* START *

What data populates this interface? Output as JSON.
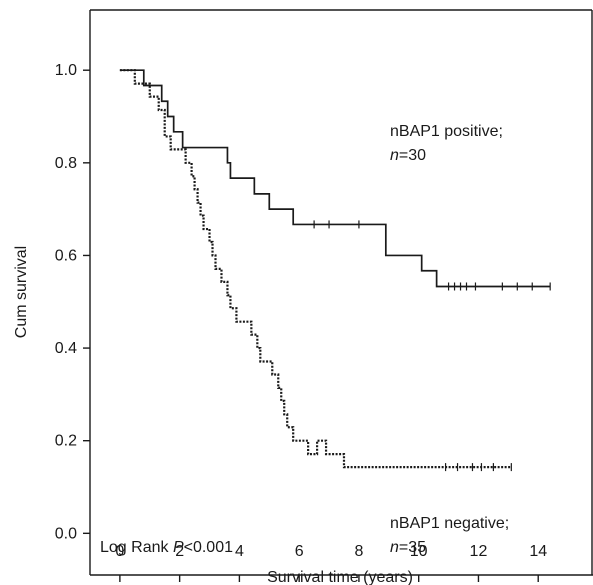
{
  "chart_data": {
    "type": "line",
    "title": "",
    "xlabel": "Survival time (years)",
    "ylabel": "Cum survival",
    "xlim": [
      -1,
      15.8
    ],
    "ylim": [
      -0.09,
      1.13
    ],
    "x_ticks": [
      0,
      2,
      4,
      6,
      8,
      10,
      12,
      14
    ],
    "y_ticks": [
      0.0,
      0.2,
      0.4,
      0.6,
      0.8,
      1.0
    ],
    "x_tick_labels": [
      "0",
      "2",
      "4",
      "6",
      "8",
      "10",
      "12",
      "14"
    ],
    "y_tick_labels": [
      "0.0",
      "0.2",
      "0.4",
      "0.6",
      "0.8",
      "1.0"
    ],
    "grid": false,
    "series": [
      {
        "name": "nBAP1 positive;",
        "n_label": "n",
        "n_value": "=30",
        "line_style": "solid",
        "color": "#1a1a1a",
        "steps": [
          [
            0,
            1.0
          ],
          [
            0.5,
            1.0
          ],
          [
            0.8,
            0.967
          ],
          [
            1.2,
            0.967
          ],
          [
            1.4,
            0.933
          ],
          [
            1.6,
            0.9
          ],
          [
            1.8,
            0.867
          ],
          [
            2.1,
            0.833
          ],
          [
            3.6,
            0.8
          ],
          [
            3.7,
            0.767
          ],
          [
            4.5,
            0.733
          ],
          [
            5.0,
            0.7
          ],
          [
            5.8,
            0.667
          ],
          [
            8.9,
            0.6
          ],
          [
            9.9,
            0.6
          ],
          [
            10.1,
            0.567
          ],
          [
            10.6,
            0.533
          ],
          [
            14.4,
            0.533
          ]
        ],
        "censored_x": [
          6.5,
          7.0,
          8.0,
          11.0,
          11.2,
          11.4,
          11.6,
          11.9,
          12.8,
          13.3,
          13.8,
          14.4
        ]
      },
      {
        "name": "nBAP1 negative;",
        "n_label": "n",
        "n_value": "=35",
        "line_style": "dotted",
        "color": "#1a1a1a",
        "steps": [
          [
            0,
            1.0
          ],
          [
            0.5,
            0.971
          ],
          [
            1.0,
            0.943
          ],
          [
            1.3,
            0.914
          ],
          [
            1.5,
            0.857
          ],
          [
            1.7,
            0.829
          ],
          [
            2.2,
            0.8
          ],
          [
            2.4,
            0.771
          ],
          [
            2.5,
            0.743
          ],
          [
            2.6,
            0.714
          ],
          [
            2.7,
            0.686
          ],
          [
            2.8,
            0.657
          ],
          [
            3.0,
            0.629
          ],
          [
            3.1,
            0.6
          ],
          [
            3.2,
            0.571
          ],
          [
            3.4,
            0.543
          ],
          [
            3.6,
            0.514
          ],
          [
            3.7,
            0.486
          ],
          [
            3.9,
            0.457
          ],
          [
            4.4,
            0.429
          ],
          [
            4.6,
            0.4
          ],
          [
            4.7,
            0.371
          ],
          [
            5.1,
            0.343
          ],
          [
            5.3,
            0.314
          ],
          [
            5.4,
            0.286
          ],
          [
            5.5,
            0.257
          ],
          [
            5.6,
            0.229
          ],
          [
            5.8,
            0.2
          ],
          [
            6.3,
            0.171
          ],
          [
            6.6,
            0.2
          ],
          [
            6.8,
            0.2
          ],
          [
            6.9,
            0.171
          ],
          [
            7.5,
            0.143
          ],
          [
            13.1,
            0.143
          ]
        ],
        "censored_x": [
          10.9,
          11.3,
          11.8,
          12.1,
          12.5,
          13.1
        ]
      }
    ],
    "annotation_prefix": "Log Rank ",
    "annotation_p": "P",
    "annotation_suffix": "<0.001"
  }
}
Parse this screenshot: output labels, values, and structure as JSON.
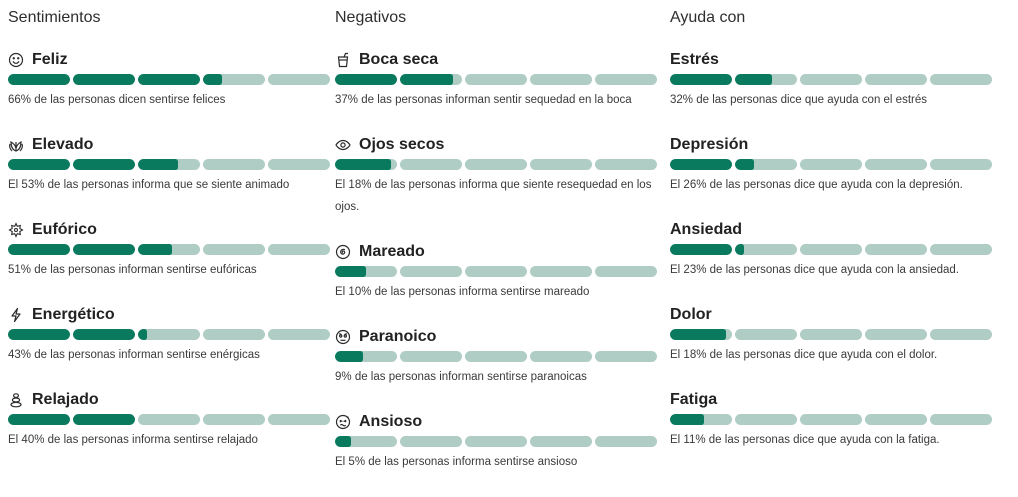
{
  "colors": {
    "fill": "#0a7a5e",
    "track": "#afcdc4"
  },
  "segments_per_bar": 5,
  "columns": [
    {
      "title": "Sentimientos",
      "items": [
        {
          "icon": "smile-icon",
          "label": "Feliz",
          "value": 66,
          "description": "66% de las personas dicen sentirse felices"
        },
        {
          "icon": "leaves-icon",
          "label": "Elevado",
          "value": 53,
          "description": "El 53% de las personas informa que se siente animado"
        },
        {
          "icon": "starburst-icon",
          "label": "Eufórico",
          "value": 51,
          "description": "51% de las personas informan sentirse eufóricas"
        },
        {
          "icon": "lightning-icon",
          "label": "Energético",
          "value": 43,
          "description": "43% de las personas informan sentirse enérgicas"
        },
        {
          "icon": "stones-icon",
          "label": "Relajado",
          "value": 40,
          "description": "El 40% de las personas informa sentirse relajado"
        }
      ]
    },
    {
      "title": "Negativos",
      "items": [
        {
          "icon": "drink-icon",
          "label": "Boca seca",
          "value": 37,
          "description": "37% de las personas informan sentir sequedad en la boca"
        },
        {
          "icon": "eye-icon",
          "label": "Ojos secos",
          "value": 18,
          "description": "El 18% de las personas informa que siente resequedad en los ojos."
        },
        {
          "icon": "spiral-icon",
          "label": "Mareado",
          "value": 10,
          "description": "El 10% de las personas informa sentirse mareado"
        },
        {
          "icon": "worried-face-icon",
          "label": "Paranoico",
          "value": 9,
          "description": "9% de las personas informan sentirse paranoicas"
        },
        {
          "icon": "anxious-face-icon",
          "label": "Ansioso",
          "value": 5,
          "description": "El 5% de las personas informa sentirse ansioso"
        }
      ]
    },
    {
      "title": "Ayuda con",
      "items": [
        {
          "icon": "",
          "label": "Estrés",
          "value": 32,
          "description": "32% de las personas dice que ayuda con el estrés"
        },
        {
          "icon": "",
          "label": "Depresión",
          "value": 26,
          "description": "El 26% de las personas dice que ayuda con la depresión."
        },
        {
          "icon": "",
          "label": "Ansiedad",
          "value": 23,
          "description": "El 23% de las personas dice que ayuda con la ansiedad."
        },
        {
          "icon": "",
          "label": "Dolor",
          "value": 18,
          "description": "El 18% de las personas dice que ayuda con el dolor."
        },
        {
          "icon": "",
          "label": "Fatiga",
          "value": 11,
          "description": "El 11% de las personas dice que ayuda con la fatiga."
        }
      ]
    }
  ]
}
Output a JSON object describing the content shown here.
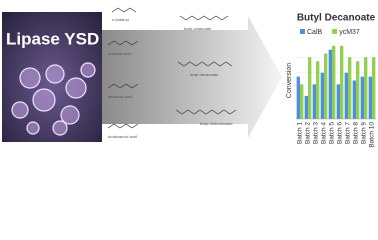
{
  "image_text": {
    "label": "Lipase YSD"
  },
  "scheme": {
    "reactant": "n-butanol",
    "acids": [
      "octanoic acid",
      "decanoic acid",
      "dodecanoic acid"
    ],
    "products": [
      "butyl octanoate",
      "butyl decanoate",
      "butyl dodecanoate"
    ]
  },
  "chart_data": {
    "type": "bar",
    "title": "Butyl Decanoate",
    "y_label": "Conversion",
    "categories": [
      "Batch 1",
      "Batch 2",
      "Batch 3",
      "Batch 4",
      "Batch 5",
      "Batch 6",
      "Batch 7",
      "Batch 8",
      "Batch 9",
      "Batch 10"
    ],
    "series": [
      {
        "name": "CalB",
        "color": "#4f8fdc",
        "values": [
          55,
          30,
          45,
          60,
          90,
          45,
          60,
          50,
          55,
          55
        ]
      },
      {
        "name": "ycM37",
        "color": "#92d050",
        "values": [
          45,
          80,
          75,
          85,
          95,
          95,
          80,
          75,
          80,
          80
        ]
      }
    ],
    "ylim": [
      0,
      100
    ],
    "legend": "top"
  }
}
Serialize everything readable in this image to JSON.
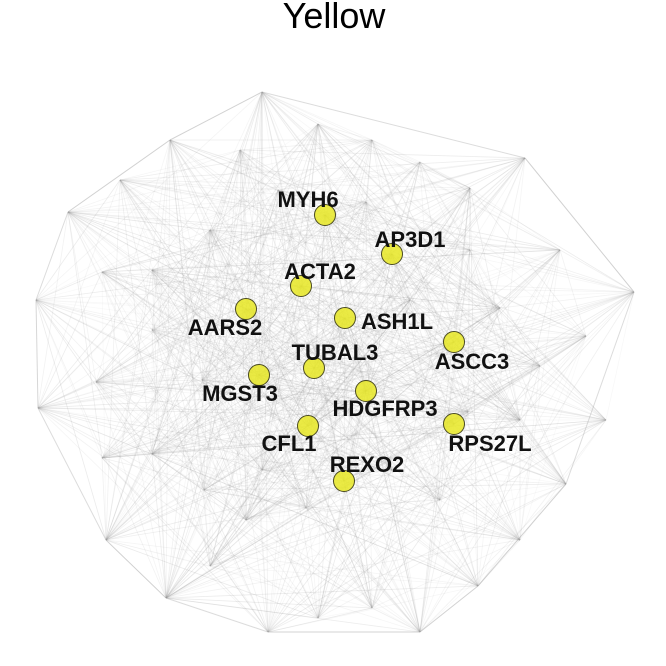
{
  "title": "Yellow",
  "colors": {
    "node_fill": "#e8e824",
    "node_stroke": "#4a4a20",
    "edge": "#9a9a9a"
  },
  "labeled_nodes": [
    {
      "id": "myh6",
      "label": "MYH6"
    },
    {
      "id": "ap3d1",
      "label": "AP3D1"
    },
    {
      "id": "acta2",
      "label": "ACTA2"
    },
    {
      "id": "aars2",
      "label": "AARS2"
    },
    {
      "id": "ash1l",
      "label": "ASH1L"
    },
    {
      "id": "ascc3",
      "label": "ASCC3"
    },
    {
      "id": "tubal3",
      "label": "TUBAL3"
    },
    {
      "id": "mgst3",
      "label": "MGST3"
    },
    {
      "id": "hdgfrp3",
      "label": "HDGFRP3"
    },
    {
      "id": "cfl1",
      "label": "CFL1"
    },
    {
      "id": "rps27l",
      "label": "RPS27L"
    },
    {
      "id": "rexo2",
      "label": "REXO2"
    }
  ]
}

* END *

DIRECTIONS FOR THIS TASK >> Gather all lines from the records above in which "JSON" appears.

TASK ANSWER >>
What data populates this interface? Output as JSON.
Parse this screenshot: output labels, values, and structure as JSON.
Output a JSON object describing the content shown here.
Serialize everything readable in this image to JSON.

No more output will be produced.